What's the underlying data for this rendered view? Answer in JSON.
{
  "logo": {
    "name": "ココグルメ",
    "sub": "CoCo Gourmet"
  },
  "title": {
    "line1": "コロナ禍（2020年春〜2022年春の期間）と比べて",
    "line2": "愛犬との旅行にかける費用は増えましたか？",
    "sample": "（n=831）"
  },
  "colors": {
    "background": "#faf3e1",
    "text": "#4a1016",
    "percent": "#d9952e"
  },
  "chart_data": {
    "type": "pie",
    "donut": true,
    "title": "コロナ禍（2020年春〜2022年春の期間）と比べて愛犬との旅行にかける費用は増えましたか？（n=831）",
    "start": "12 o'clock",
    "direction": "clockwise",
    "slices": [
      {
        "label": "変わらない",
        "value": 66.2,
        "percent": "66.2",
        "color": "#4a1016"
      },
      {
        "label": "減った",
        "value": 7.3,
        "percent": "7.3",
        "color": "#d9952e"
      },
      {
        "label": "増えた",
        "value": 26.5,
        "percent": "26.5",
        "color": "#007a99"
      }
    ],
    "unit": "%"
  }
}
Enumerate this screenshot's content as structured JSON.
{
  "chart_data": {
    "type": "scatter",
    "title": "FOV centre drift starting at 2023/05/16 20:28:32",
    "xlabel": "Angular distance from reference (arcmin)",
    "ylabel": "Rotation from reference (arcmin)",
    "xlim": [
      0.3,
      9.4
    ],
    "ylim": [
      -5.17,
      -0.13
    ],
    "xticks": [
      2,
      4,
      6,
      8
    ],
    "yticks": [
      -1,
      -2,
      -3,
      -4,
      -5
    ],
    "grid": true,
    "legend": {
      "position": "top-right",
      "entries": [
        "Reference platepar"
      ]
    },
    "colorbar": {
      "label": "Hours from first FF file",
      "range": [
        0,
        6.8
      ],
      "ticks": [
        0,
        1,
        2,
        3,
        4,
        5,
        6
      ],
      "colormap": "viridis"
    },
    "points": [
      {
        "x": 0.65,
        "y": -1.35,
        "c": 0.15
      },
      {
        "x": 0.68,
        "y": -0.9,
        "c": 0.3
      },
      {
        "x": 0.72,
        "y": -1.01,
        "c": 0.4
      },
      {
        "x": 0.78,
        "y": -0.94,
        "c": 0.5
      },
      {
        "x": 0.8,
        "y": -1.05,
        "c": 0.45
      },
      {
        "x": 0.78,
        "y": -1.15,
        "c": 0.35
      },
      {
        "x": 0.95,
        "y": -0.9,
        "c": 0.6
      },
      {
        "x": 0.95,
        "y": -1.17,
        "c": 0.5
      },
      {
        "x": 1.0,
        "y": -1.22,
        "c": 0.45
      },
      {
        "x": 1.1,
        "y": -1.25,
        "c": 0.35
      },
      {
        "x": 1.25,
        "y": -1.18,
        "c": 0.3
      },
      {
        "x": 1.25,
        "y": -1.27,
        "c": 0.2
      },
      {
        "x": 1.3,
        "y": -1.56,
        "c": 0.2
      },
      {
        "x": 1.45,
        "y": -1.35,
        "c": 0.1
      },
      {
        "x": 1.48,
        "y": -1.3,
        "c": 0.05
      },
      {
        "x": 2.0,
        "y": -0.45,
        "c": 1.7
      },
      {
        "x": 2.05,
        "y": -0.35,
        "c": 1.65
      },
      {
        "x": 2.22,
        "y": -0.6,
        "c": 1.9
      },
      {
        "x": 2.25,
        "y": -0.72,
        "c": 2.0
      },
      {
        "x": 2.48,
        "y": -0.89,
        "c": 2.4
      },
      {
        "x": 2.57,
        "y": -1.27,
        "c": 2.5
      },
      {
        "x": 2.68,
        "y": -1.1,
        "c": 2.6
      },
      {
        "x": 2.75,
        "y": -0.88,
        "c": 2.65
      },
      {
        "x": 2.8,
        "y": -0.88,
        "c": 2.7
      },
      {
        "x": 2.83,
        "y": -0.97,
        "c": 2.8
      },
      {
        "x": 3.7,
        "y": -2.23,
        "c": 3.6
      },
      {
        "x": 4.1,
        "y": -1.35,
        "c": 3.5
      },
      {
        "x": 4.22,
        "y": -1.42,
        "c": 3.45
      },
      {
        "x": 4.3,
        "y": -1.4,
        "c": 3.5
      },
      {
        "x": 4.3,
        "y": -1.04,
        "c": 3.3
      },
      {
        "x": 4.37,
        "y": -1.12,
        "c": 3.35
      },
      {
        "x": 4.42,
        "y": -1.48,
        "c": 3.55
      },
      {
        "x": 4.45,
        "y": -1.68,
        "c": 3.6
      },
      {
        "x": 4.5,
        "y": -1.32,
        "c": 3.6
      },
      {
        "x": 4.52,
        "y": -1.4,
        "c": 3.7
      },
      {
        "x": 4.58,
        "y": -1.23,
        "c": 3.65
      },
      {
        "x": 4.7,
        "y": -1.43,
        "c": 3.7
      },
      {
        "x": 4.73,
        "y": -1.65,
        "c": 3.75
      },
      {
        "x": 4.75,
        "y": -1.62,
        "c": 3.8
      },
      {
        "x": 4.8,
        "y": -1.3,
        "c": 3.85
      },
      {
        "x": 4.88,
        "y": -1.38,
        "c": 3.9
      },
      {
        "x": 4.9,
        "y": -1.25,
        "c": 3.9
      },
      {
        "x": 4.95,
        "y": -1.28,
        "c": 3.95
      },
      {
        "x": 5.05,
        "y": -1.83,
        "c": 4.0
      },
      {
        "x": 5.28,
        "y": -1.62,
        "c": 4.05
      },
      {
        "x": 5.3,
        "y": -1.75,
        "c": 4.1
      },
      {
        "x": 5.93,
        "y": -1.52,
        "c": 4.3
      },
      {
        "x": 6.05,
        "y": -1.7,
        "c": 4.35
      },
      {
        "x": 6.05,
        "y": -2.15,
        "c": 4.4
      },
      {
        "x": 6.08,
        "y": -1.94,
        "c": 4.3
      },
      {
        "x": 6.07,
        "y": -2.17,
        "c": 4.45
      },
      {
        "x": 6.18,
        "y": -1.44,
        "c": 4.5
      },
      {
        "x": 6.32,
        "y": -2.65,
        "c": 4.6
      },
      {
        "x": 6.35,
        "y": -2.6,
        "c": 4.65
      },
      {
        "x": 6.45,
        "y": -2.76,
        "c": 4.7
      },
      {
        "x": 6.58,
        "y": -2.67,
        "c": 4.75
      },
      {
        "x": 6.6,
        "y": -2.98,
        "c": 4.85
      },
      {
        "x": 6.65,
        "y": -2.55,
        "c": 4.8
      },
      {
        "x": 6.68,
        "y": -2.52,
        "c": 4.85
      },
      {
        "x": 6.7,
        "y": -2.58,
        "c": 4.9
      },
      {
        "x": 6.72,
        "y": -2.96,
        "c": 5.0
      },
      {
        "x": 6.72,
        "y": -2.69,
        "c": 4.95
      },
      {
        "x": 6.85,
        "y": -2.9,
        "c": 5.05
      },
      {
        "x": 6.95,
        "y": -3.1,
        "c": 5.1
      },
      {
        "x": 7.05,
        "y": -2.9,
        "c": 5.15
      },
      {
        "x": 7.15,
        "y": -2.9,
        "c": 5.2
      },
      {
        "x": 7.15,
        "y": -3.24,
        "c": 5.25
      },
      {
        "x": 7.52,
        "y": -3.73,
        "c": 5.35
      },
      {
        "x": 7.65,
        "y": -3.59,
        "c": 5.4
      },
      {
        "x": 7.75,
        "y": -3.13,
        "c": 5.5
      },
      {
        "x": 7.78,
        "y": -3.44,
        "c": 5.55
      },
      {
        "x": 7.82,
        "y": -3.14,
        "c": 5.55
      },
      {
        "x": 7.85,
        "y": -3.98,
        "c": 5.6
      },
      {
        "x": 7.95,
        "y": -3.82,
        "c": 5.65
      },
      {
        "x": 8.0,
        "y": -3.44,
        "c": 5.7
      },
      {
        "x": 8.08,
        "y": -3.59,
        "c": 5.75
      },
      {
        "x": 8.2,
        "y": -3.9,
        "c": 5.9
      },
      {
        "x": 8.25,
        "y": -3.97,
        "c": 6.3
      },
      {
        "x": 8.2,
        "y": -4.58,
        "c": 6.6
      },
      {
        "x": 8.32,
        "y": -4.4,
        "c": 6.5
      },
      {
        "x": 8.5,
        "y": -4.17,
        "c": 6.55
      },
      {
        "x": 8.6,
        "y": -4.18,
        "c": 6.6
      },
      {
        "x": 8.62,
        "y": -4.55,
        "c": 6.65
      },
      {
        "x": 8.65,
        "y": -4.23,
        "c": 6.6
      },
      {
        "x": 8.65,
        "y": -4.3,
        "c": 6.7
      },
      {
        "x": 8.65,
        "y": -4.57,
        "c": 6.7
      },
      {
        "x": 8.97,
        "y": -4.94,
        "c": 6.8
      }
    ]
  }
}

________

Report all lines of the data above that include the string "title".

  "title": {
    "title": "コロナ禍（2020年春〜2022年春の期間）と比べて愛犬との旅行にかける費用は増えましたか？（n=831）",
    "title": "FOV centre drift starting at 2023/05/16 20:28:32",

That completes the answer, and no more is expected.